>> START Given data
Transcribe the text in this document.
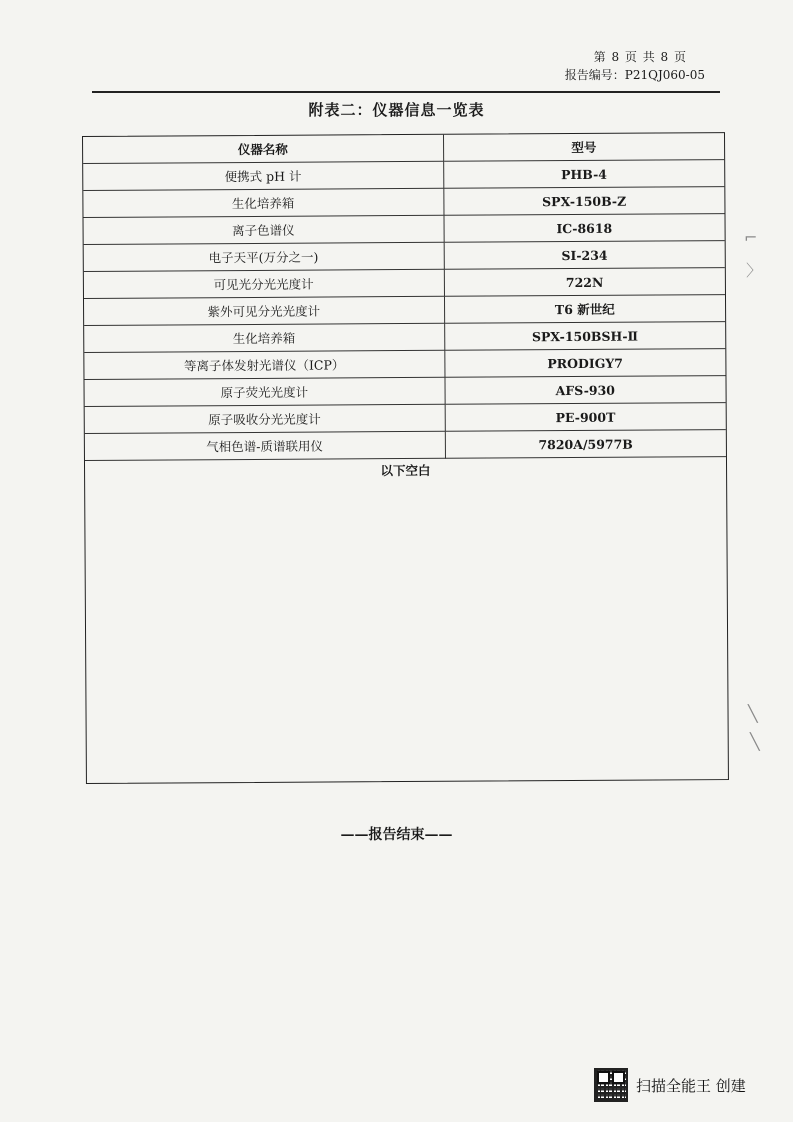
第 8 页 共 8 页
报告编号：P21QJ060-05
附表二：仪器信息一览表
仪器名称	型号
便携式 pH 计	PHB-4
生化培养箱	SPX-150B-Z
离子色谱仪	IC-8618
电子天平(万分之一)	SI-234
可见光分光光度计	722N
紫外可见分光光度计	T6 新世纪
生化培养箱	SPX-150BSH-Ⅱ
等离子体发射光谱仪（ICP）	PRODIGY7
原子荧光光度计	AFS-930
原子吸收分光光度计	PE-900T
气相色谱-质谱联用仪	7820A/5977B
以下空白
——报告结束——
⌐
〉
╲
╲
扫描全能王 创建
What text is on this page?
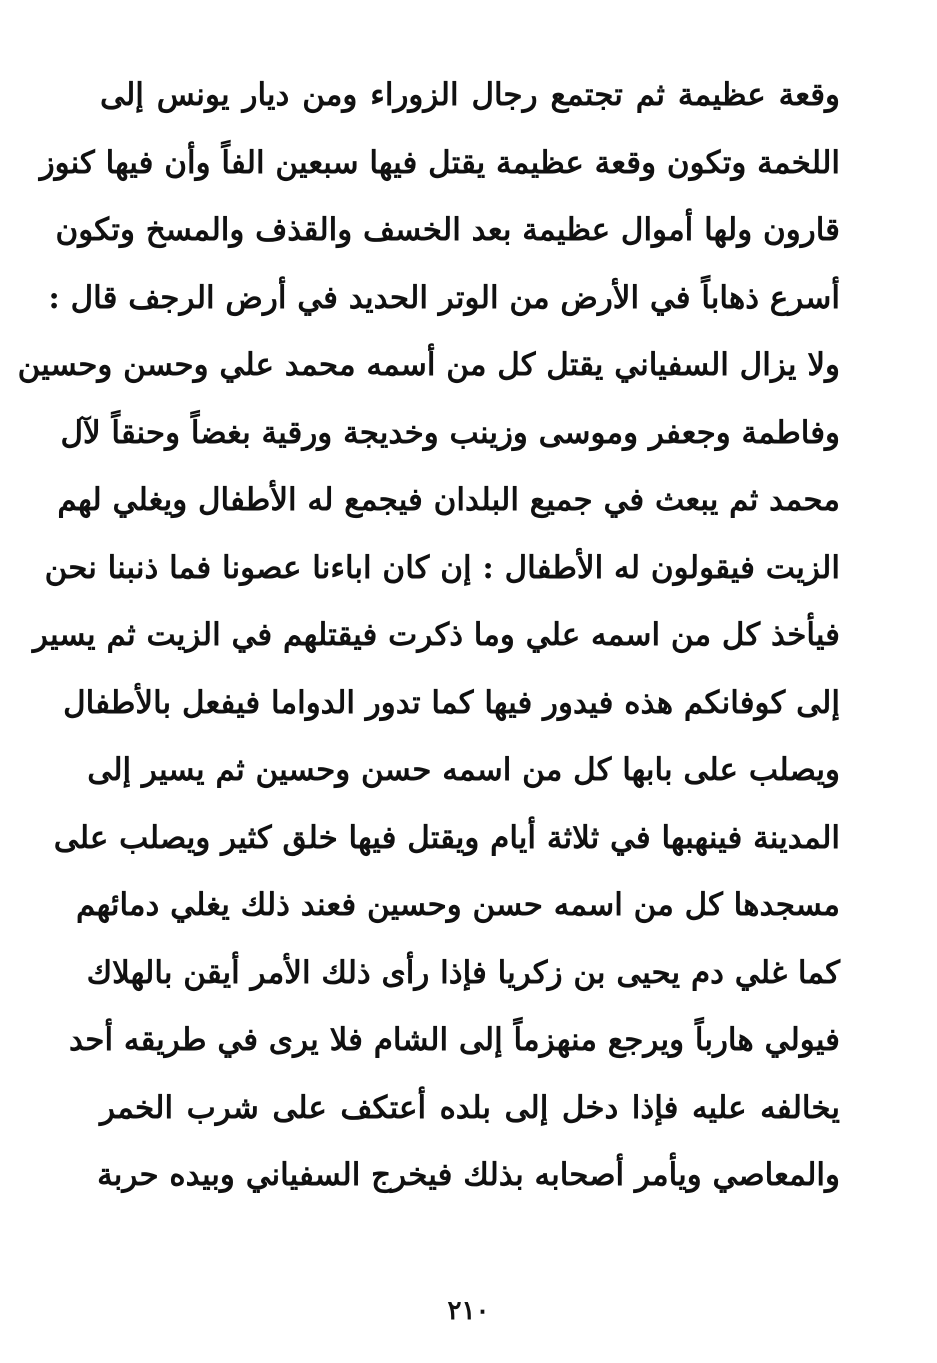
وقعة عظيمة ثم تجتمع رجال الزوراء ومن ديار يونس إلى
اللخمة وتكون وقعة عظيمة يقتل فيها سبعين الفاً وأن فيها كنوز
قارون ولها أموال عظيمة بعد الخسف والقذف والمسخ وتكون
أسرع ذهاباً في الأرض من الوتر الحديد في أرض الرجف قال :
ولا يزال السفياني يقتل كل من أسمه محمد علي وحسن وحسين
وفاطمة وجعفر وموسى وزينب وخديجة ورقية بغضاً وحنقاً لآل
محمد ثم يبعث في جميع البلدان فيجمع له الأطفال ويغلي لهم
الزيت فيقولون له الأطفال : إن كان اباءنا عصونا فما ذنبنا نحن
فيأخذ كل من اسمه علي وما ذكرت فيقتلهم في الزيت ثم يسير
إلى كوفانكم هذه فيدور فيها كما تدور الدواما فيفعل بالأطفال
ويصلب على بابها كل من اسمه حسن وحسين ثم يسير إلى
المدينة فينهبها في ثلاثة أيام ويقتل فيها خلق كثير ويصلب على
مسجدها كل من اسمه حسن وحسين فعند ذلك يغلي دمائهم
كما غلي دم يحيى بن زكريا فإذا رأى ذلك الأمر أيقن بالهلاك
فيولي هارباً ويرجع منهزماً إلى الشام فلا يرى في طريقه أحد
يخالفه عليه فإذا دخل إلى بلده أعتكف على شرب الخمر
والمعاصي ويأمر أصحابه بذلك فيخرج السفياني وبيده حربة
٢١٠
>> END Given data
> [Task objective]: Write out the whole listing again, exactly, with no pictures.

> [Exercise result]:
Transcribe the text in this document.
第 8 页 共 8 页
报告编号：P21QJ060-05
附表二：仪器信息一览表
仪器名称	型号
便携式 pH 计	PHB-4
生化培养箱	SPX-150B-Z
离子色谱仪	IC-8618
电子天平(万分之一)	SI-234
可见光分光光度计	722N
紫外可见分光光度计	T6 新世纪
生化培养箱	SPX-150BSH-Ⅱ
等离子体发射光谱仪（ICP）	PRODIGY7
原子荧光光度计	AFS-930
原子吸收分光光度计	PE-900T
气相色谱-质谱联用仪	7820A/5977B
以下空白
——报告结束——
⌐
〉
╲
╲
扫描全能王 创建
What text is on this page?
وقعة عظيمة ثم تجتمع رجال الزوراء ومن ديار يونس إلى
اللخمة وتكون وقعة عظيمة يقتل فيها سبعين الفاً وأن فيها كنوز
قارون ولها أموال عظيمة بعد الخسف والقذف والمسخ وتكون
أسرع ذهاباً في الأرض من الوتر الحديد في أرض الرجف قال :
ولا يزال السفياني يقتل كل من أسمه محمد علي وحسن وحسين
وفاطمة وجعفر وموسى وزينب وخديجة ورقية بغضاً وحنقاً لآل
محمد ثم يبعث في جميع البلدان فيجمع له الأطفال ويغلي لهم
الزيت فيقولون له الأطفال : إن كان اباءنا عصونا فما ذنبنا نحن
فيأخذ كل من اسمه علي وما ذكرت فيقتلهم في الزيت ثم يسير
إلى كوفانكم هذه فيدور فيها كما تدور الدواما فيفعل بالأطفال
ويصلب على بابها كل من اسمه حسن وحسين ثم يسير إلى
المدينة فينهبها في ثلاثة أيام ويقتل فيها خلق كثير ويصلب على
مسجدها كل من اسمه حسن وحسين فعند ذلك يغلي دمائهم
كما غلي دم يحيى بن زكريا فإذا رأى ذلك الأمر أيقن بالهلاك
فيولي هارباً ويرجع منهزماً إلى الشام فلا يرى في طريقه أحد
يخالفه عليه فإذا دخل إلى بلده أعتكف على شرب الخمر
والمعاصي ويأمر أصحابه بذلك فيخرج السفياني وبيده حربة
٢١٠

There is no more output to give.